_TASK GOAL_.
Go through the data below and gather each line containing "元丰村委会".

Data excerpts
:::

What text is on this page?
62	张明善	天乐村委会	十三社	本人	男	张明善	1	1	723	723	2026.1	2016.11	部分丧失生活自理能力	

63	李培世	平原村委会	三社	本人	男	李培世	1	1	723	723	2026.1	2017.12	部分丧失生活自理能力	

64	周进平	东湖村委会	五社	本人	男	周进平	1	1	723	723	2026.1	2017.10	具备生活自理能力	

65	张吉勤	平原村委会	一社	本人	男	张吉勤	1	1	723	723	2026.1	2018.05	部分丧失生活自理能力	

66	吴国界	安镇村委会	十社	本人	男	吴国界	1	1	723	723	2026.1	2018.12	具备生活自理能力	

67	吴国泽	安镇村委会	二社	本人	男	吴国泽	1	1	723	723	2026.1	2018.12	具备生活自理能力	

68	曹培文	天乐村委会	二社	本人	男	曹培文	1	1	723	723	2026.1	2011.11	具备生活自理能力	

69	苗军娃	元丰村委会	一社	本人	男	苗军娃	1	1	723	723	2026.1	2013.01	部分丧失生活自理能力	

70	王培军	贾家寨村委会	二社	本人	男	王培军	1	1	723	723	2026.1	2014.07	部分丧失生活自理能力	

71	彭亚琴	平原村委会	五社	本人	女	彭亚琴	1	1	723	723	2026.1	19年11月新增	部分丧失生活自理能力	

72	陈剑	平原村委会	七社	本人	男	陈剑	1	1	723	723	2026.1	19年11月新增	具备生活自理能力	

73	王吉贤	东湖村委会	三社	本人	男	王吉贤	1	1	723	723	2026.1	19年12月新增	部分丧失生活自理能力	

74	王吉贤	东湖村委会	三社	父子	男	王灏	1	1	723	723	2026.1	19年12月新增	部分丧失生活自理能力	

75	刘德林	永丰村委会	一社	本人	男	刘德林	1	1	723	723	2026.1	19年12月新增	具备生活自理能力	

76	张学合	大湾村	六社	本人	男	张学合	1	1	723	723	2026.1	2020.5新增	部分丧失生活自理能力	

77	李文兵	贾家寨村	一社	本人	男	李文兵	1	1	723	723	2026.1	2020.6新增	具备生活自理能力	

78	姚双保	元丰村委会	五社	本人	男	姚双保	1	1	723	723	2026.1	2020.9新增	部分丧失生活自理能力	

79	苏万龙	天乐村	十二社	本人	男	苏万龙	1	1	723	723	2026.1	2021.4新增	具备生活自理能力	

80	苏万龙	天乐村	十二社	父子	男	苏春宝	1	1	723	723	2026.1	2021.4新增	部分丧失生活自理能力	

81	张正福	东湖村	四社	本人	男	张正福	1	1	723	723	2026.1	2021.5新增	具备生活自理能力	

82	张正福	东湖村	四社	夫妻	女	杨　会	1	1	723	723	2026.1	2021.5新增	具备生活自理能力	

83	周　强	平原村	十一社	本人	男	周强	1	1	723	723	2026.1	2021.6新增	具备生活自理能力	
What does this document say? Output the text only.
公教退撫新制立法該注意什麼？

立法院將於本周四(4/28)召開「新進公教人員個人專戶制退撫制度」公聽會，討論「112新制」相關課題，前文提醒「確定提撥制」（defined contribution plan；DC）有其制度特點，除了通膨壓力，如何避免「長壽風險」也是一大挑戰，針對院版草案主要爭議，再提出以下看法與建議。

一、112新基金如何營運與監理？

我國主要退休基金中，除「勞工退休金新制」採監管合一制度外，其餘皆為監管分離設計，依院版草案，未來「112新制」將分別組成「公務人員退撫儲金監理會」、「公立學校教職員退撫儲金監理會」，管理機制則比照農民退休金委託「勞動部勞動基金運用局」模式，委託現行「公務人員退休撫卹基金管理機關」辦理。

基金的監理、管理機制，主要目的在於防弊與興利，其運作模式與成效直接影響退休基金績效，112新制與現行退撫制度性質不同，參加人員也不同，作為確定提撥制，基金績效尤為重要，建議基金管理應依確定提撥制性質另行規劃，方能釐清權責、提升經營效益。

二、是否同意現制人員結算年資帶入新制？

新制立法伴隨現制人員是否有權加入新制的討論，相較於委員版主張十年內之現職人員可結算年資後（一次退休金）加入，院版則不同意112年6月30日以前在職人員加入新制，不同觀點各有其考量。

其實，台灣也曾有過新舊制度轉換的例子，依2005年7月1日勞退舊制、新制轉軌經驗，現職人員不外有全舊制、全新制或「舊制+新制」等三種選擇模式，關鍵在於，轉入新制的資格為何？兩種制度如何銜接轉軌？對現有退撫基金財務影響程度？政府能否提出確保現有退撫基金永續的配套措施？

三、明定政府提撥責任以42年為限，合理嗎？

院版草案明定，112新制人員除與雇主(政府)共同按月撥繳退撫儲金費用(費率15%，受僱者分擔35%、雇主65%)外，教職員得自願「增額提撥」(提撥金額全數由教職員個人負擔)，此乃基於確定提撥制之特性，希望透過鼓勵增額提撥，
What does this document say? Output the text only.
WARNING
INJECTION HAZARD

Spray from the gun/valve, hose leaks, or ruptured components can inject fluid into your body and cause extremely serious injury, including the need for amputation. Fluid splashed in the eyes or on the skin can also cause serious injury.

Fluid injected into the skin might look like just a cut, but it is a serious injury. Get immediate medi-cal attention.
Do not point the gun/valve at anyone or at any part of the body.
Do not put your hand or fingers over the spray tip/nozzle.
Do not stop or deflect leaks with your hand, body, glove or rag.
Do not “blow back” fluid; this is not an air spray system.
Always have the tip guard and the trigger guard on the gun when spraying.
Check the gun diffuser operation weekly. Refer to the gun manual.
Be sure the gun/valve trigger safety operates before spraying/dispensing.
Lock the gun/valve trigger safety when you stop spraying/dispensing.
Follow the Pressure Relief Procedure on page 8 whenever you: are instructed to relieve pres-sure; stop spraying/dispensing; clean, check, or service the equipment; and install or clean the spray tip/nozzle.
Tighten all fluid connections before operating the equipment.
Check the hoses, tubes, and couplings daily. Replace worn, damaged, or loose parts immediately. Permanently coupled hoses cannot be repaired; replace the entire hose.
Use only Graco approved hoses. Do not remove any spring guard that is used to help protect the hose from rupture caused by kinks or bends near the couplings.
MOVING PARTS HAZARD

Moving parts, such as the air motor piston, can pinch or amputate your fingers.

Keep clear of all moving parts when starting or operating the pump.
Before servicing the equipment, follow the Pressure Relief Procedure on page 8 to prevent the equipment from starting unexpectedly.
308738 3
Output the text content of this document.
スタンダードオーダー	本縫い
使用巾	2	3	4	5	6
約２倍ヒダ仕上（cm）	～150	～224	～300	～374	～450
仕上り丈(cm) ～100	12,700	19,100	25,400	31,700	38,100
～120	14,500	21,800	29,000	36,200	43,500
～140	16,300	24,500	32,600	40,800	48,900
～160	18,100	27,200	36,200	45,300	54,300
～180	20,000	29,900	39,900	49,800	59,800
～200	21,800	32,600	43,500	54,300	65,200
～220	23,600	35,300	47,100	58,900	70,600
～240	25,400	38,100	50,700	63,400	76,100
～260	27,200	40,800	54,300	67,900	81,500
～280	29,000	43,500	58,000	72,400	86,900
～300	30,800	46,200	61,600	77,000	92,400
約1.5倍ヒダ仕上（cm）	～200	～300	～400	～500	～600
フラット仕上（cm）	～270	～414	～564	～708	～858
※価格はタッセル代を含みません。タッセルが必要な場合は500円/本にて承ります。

:::

_WRITTEN REPLY_.
69	苗军娃	元丰村委会	一社	本人	男	苗军娃	1	1	723	723	2026.1	2013.01	部分丧失生活自理能力	
78	姚双保	元丰村委会	五社	本人	男	姚双保	1	1	723	723	2026.1	2020.9新增	部分丧失生活自理能力	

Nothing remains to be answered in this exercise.